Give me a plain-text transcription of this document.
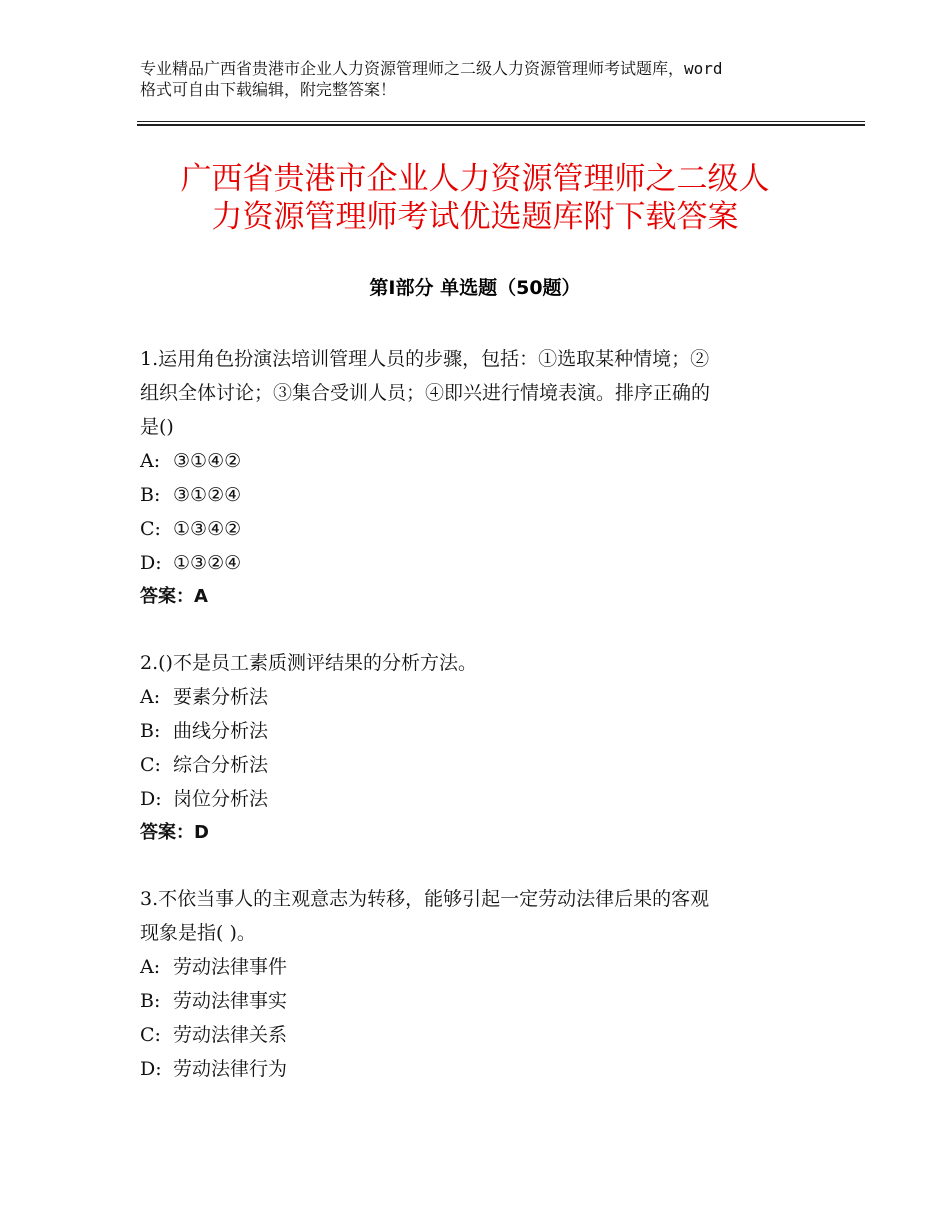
专业精品广西省贵港市企业人力资源管理师之二级人力资源管理师考试题库，word
格式可自由下载编辑，附完整答案！
广西省贵港市企业人力资源管理师之二级人
力资源管理师考试优选题库附下载答案
第Ⅰ部分 单选题（50题）
1.运用角色扮演法培训管理人员的步骤，包括：①选取某种情境；②
组织全体讨论；③集合受训人员；④即兴进行情境表演。排序正确的
是()
A: ③①④②
B: ③①②④
C: ①③④②
D: ①③②④
答案：A
2.()不是员工素质测评结果的分析方法。
A: 要素分析法
B: 曲线分析法
C: 综合分析法
D: 岗位分析法
答案：D
3.不依当事人的主观意志为转移，能够引起一定劳动法律后果的客观
现象是指( )。
A: 劳动法律事件
B: 劳动法律事实
C: 劳动法律关系
D: 劳动法律行为
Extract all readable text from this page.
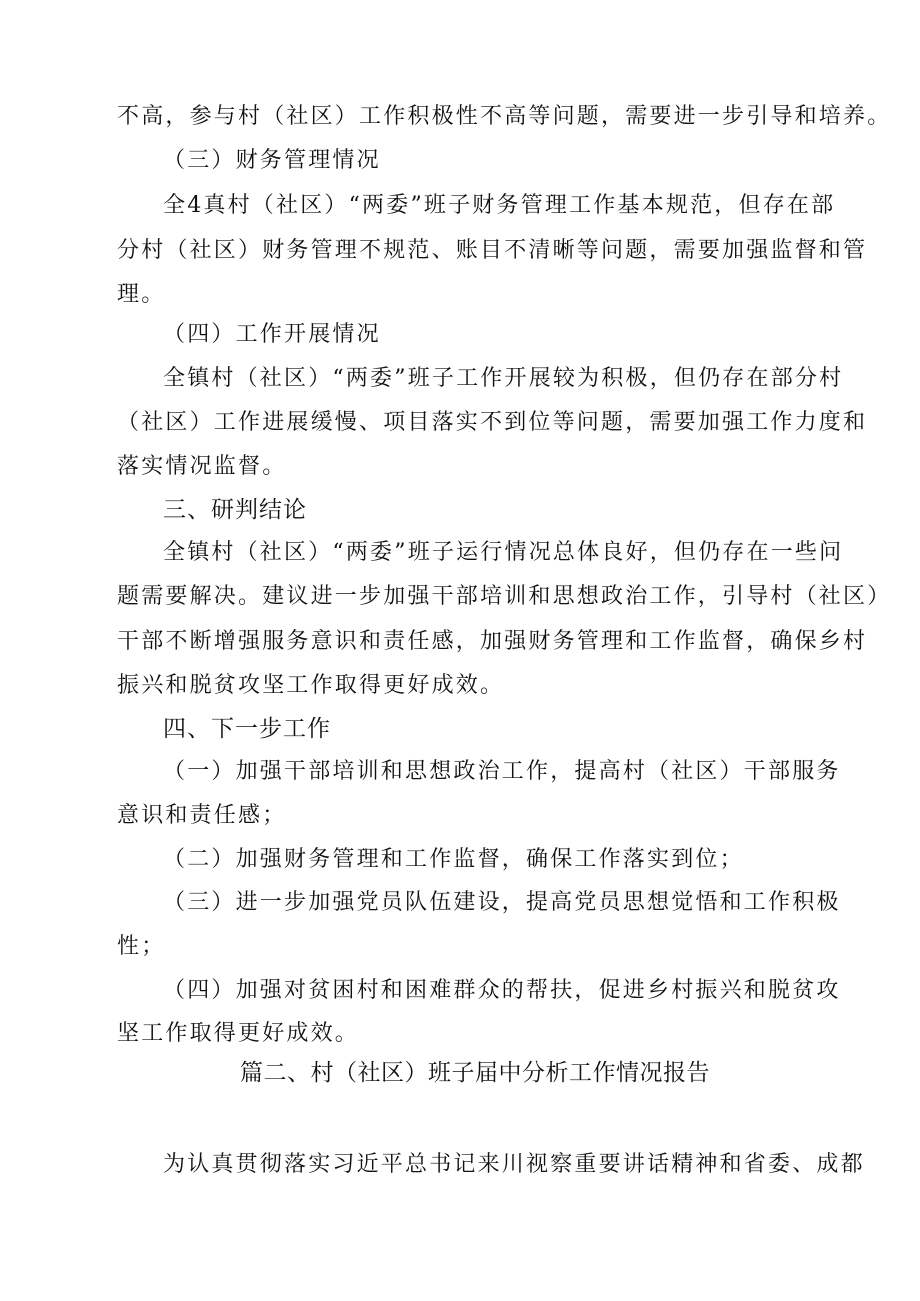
不高，参与村（社区）工作积极性不高等问题，需要进一步引导和培养。
（三）财务管理情况
全4真村（社区）“两委”班子财务管理工作基本规范，但存在部
分村（社区）财务管理不规范、账目不清晰等问题，需要加强监督和管
理。
（四）工作开展情况
全镇村（社区）“两委”班子工作开展较为积极，但仍存在部分村
（社区）工作进展缓慢、项目落实不到位等问题，需要加强工作力度和
落实情况监督。
三、研判结论
全镇村（社区）“两委”班子运行情况总体良好，但仍存在一些问
题需要解决。建议进一步加强干部培训和思想政治工作，引导村（社区）
干部不断增强服务意识和责任感，加强财务管理和工作监督，确保乡村
振兴和脱贫攻坚工作取得更好成效。
四、下一步工作
（一）加强干部培训和思想政治工作，提高村（社区）干部服务
意识和责任感；
（二）加强财务管理和工作监督，确保工作落实到位；
（三）进一步加强党员队伍建设，提高党员思想觉悟和工作积极
性；
（四）加强对贫困村和困难群众的帮扶，促进乡村振兴和脱贫攻
坚工作取得更好成效。
篇二、村（社区）班子届中分析工作情况报告
为认真贯彻落实习近平总书记来川视察重要讲话精神和省委、成都
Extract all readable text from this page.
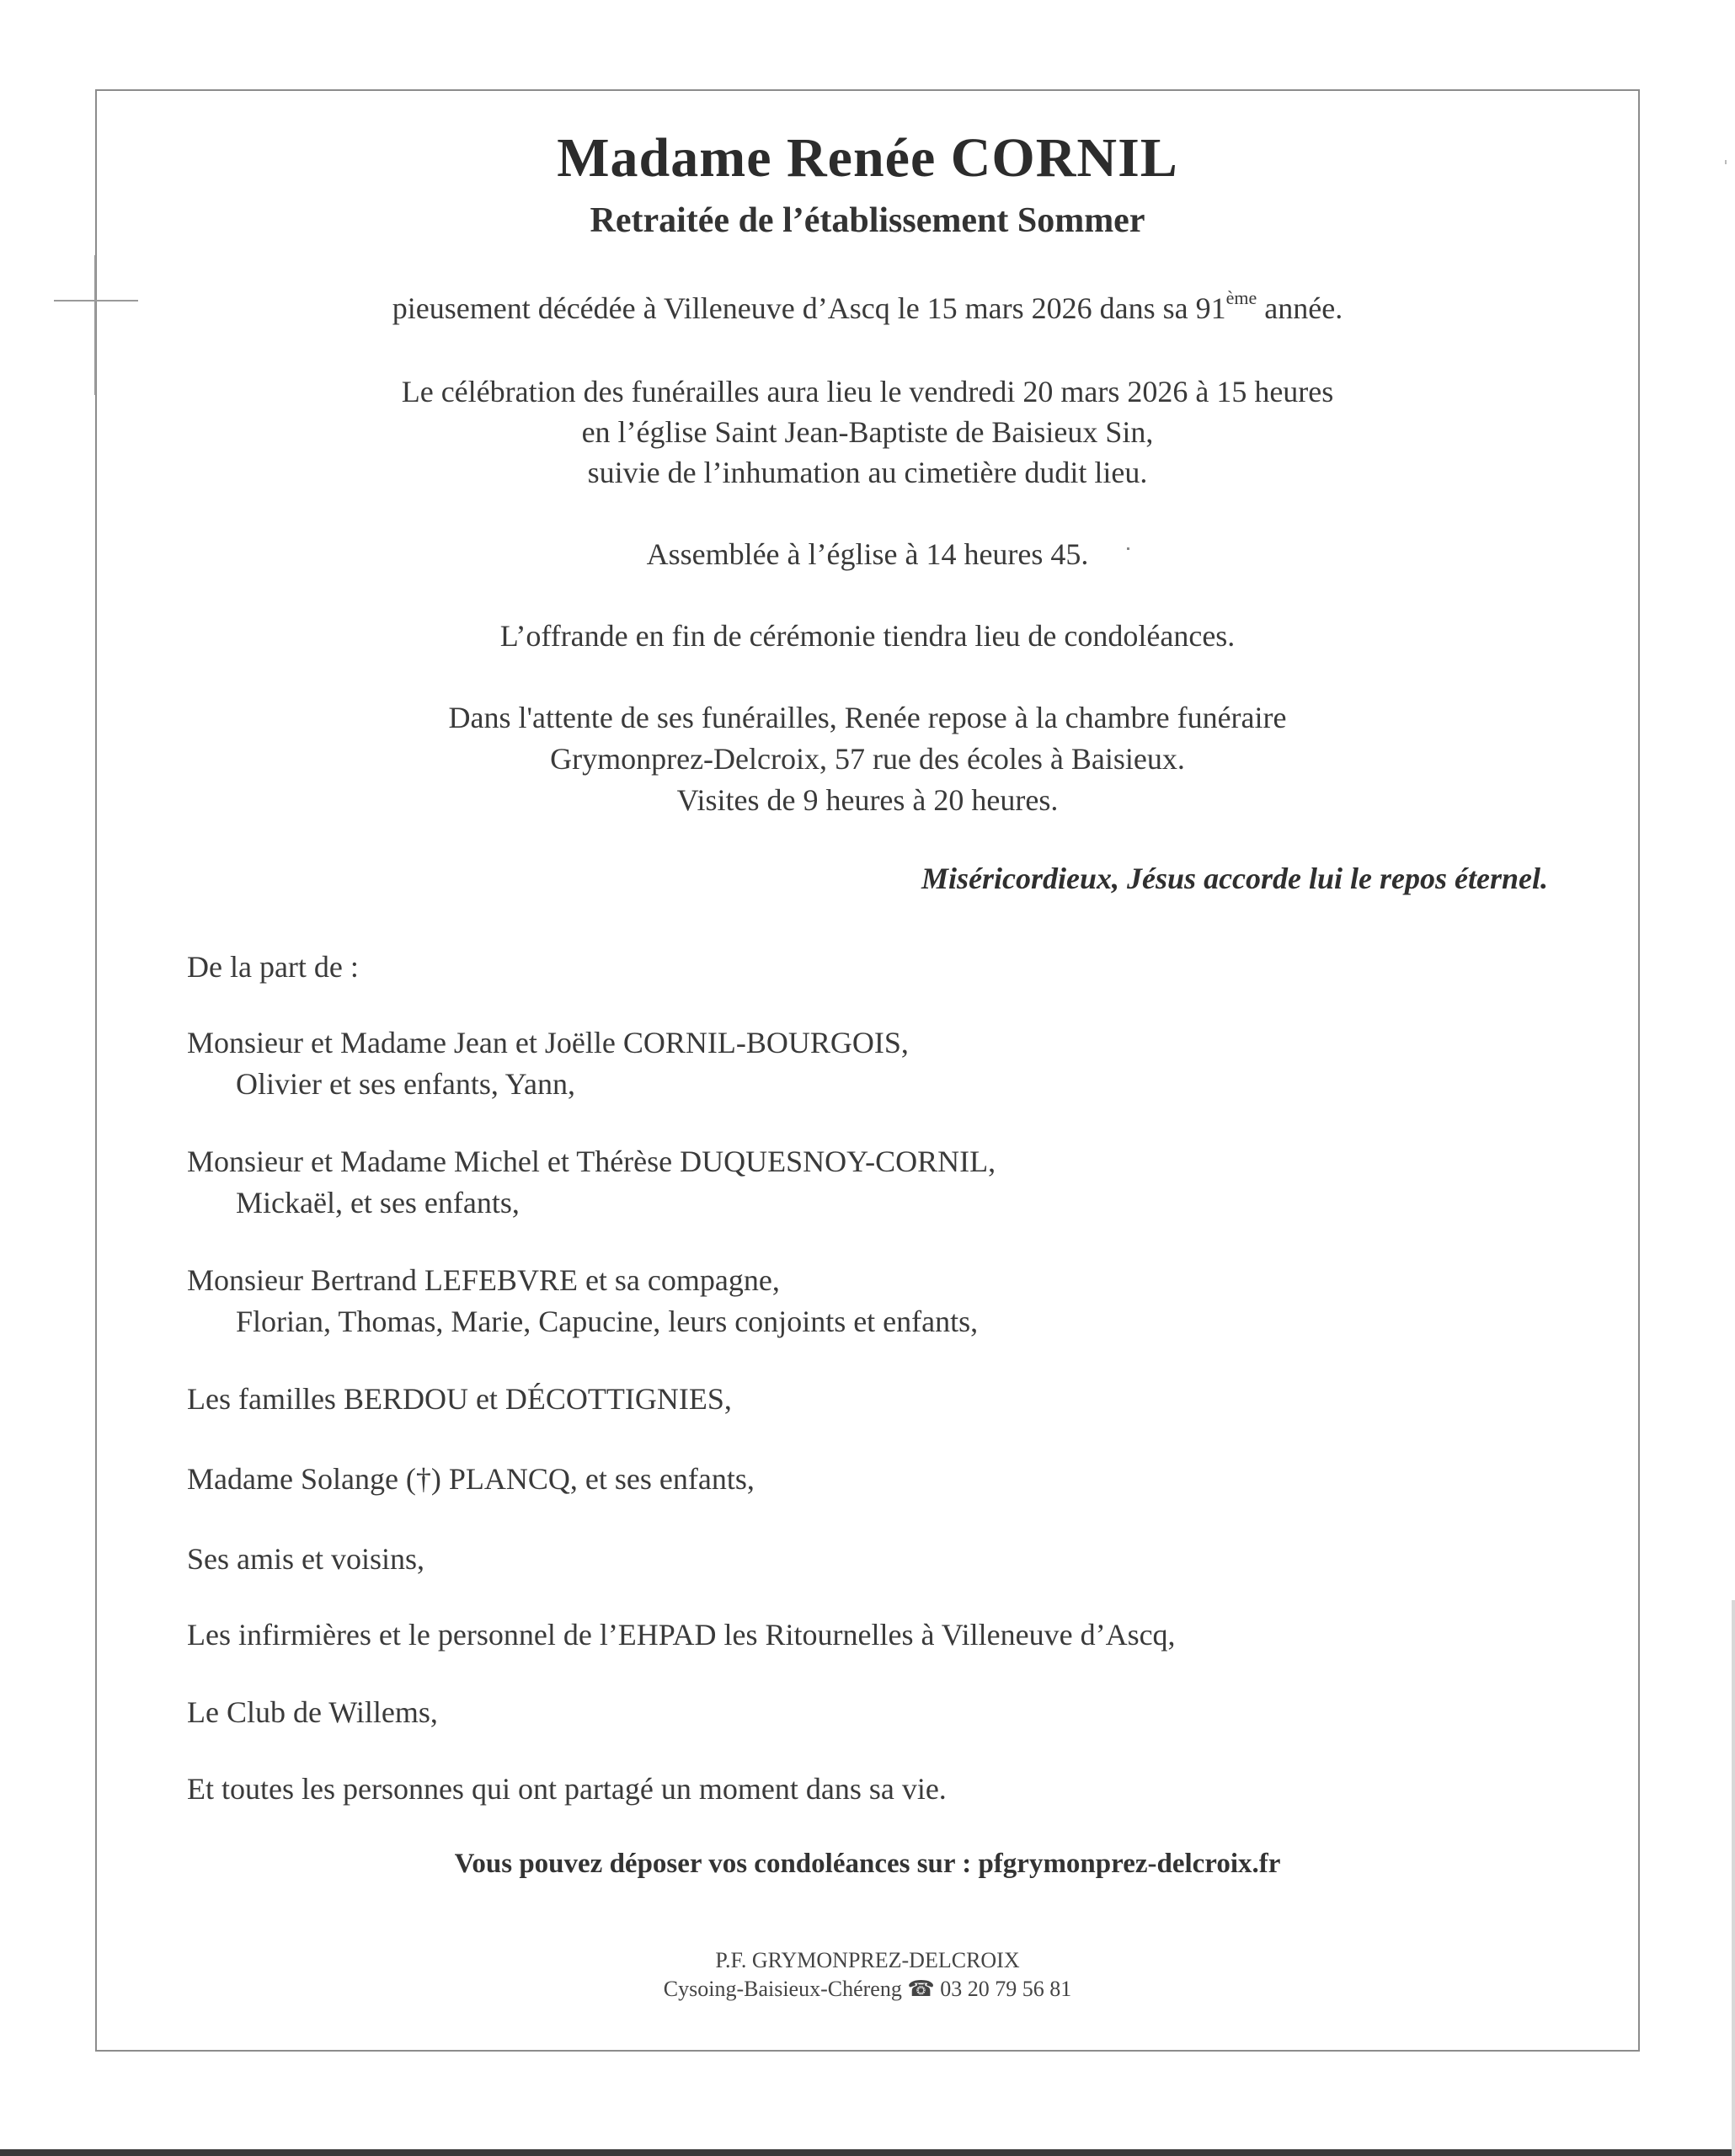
Madame Renée CORNIL
Retraitée de l’établissement Sommer
pieusement décédée à Villeneuve d’Ascq le 15 mars 2026 dans sa 91ème année.
Le célébration des funérailles aura lieu le vendredi 20 mars 2026 à 15 heures
en l’église Saint Jean-Baptiste de Baisieux Sin,
suivie de l’inhumation au cimetière dudit lieu.
Assemblée à l’église à 14 heures 45.
L’offrande en fin de cérémonie tiendra lieu de condoléances.
Dans l'attente de ses funérailles, Renée repose à la chambre funéraire
Grymonprez-Delcroix, 57 rue des écoles à Baisieux.
Visites de 9 heures à 20 heures.
Miséricordieux, Jésus accorde lui le repos éternel.
De la part de :
Monsieur et Madame Jean et Joëlle CORNIL-BOURGOIS,
Olivier et ses enfants, Yann,
Monsieur et Madame Michel et Thérèse DUQUESNOY-CORNIL,
Mickaël, et ses enfants,
Monsieur Bertrand LEFEBVRE et sa compagne,
Florian, Thomas, Marie, Capucine, leurs conjoints et enfants,
Les familles BERDOU et DÉCOTTIGNIES,
Madame Solange (†) PLANCQ, et ses enfants,
Ses amis et voisins,
Les infirmières et le personnel de l’EHPAD les Ritournelles à Villeneuve d’Ascq,
Le Club de Willems,
Et toutes les personnes qui ont partagé un moment dans sa vie.
Vous pouvez déposer vos condoléances sur : pfgrymonprez-delcroix.fr
P.F. GRYMONPREZ-DELCROIX
Cysoing-Baisieux-Chéreng ☎ 03 20 79 56 81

**Exercise objective**
How many lines in the listing above contain "Ascq"? Answer with the number alone.

**The completed task**
2